What to work on:
Retype each record below word for word. Leave the pictures out.

----------

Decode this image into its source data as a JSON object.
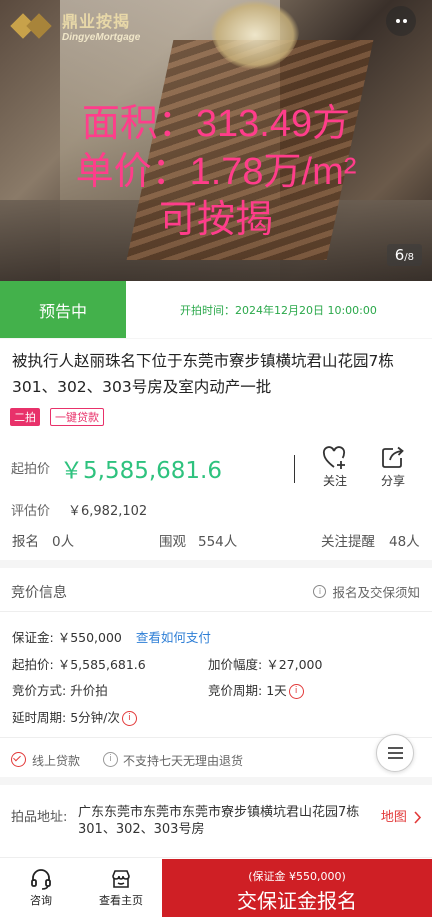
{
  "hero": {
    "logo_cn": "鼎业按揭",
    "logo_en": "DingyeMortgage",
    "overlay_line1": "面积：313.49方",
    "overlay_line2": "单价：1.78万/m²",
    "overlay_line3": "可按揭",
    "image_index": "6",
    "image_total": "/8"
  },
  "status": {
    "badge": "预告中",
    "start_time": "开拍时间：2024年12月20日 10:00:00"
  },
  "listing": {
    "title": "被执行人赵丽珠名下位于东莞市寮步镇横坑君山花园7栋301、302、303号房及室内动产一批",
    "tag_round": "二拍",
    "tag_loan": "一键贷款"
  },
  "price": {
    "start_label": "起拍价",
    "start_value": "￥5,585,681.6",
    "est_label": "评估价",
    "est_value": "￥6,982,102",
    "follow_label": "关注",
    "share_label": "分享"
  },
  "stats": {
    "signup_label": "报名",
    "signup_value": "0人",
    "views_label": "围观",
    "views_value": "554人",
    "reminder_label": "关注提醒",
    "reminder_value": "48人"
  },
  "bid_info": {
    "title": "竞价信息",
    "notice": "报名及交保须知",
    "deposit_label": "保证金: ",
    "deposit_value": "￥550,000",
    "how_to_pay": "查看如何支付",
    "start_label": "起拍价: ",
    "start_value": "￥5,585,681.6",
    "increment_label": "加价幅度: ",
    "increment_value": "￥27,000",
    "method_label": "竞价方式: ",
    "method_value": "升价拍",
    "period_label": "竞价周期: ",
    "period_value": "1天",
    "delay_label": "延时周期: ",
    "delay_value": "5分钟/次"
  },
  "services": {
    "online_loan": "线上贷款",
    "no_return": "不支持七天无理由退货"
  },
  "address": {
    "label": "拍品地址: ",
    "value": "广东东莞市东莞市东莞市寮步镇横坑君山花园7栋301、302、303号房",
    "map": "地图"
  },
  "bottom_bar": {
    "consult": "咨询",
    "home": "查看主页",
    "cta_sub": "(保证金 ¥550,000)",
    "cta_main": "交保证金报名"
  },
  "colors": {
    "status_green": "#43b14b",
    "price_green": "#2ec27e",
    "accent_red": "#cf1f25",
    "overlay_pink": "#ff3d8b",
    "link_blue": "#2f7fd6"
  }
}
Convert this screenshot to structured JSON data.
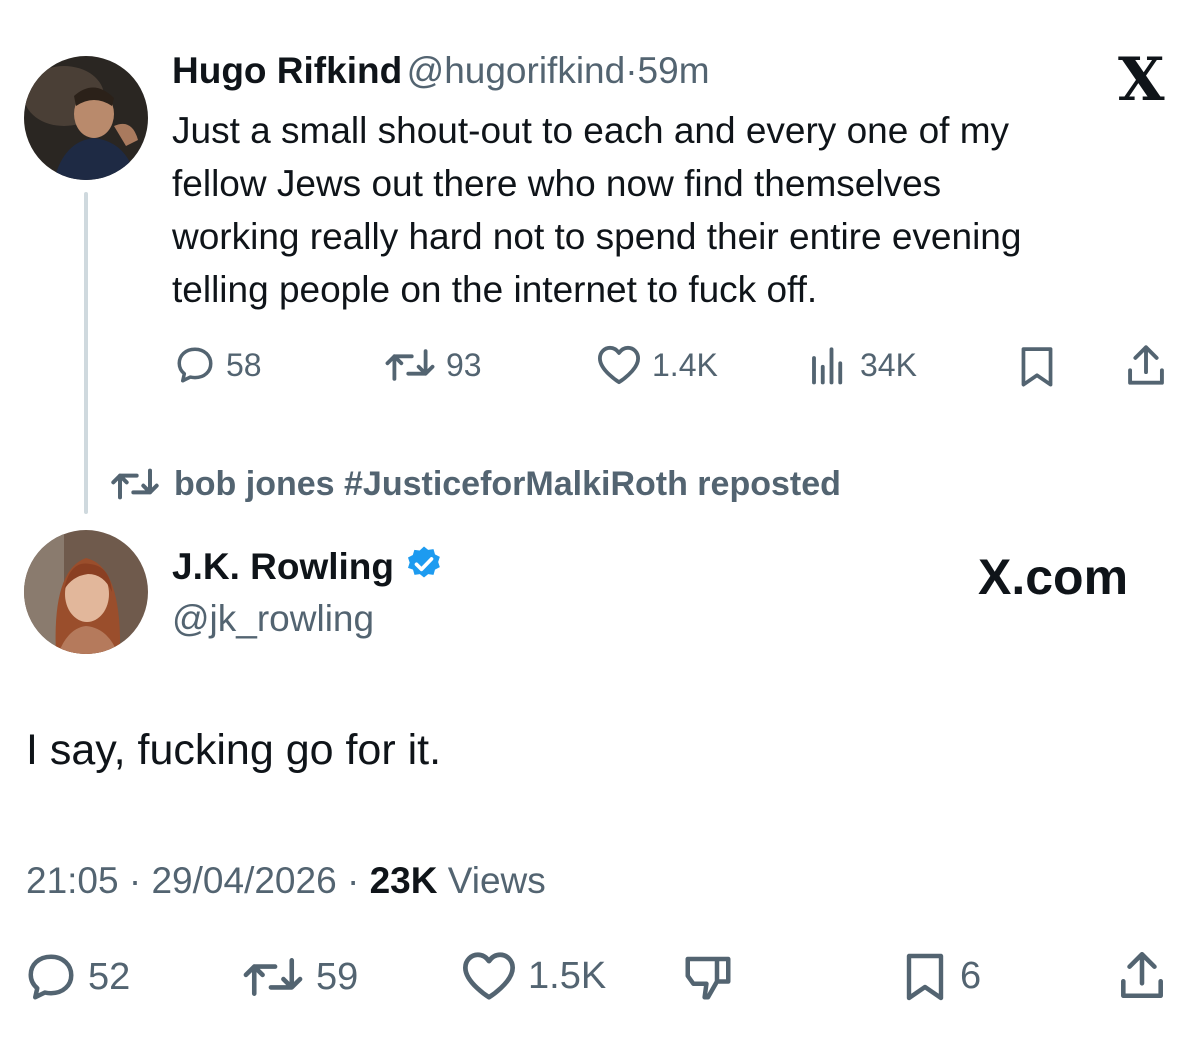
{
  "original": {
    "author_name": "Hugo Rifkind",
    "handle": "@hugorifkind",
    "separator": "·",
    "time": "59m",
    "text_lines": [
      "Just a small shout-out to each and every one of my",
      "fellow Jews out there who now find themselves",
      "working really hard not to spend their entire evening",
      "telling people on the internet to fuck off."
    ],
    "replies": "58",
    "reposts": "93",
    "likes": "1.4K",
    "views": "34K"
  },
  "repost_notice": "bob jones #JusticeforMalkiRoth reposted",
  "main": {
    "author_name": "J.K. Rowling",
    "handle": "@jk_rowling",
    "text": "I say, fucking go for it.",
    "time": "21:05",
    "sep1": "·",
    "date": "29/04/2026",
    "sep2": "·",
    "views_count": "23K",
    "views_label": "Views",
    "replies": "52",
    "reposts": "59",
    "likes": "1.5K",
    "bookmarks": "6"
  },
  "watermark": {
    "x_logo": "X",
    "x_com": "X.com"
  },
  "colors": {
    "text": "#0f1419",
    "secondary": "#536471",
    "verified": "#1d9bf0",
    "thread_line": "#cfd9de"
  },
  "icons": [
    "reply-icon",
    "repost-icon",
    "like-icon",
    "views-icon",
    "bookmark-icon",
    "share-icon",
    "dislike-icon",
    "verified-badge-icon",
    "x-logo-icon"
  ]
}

----------

Reply:
Decode this image into its source data as a JSON object.
{
  "hero": {
    "logo_cn": "鼎业按揭",
    "logo_en": "DingyeMortgage",
    "overlay_line1": "面积：313.49方",
    "overlay_line2": "单价：1.78万/m²",
    "overlay_line3": "可按揭",
    "image_index": "6",
    "image_total": "/8"
  },
  "status": {
    "badge": "预告中",
    "start_time": "开拍时间：2024年12月20日 10:00:00"
  },
  "listing": {
    "title": "被执行人赵丽珠名下位于东莞市寮步镇横坑君山花园7栋301、302、303号房及室内动产一批",
    "tag_round": "二拍",
    "tag_loan": "一键贷款"
  },
  "price": {
    "start_label": "起拍价",
    "start_value": "￥5,585,681.6",
    "est_label": "评估价",
    "est_value": "￥6,982,102",
    "follow_label": "关注",
    "share_label": "分享"
  },
  "stats": {
    "signup_label": "报名",
    "signup_value": "0人",
    "views_label": "围观",
    "views_value": "554人",
    "reminder_label": "关注提醒",
    "reminder_value": "48人"
  },
  "bid_info": {
    "title": "竞价信息",
    "notice": "报名及交保须知",
    "deposit_label": "保证金: ",
    "deposit_value": "￥550,000",
    "how_to_pay": "查看如何支付",
    "start_label": "起拍价: ",
    "start_value": "￥5,585,681.6",
    "increment_label": "加价幅度: ",
    "increment_value": "￥27,000",
    "method_label": "竞价方式: ",
    "method_value": "升价拍",
    "period_label": "竞价周期: ",
    "period_value": "1天",
    "delay_label": "延时周期: ",
    "delay_value": "5分钟/次"
  },
  "services": {
    "online_loan": "线上贷款",
    "no_return": "不支持七天无理由退货"
  },
  "address": {
    "label": "拍品地址: ",
    "value": "广东东莞市东莞市东莞市寮步镇横坑君山花园7栋301、302、303号房",
    "map": "地图"
  },
  "bottom_bar": {
    "consult": "咨询",
    "home": "查看主页",
    "cta_sub": "(保证金 ¥550,000)",
    "cta_main": "交保证金报名"
  },
  "colors": {
    "status_green": "#43b14b",
    "price_green": "#2ec27e",
    "accent_red": "#cf1f25",
    "overlay_pink": "#ff3d8b",
    "link_blue": "#2f7fd6"
  }
}
Convert this screenshot to structured JSON data.
{
  "original": {
    "author_name": "Hugo Rifkind",
    "handle": "@hugorifkind",
    "separator": "·",
    "time": "59m",
    "text_lines": [
      "Just a small shout-out to each and every one of my",
      "fellow Jews out there who now find themselves",
      "working really hard not to spend their entire evening",
      "telling people on the internet to fuck off."
    ],
    "replies": "58",
    "reposts": "93",
    "likes": "1.4K",
    "views": "34K"
  },
  "repost_notice": "bob jones #JusticeforMalkiRoth reposted",
  "main": {
    "author_name": "J.K. Rowling",
    "handle": "@jk_rowling",
    "text": "I say, fucking go for it.",
    "time": "21:05",
    "sep1": "·",
    "date": "29/04/2026",
    "sep2": "·",
    "views_count": "23K",
    "views_label": "Views",
    "replies": "52",
    "reposts": "59",
    "likes": "1.5K",
    "bookmarks": "6"
  },
  "watermark": {
    "x_logo": "X",
    "x_com": "X.com"
  },
  "colors": {
    "text": "#0f1419",
    "secondary": "#536471",
    "verified": "#1d9bf0",
    "thread_line": "#cfd9de"
  },
  "icons": [
    "reply-icon",
    "repost-icon",
    "like-icon",
    "views-icon",
    "bookmark-icon",
    "share-icon",
    "dislike-icon",
    "verified-badge-icon",
    "x-logo-icon"
  ]
}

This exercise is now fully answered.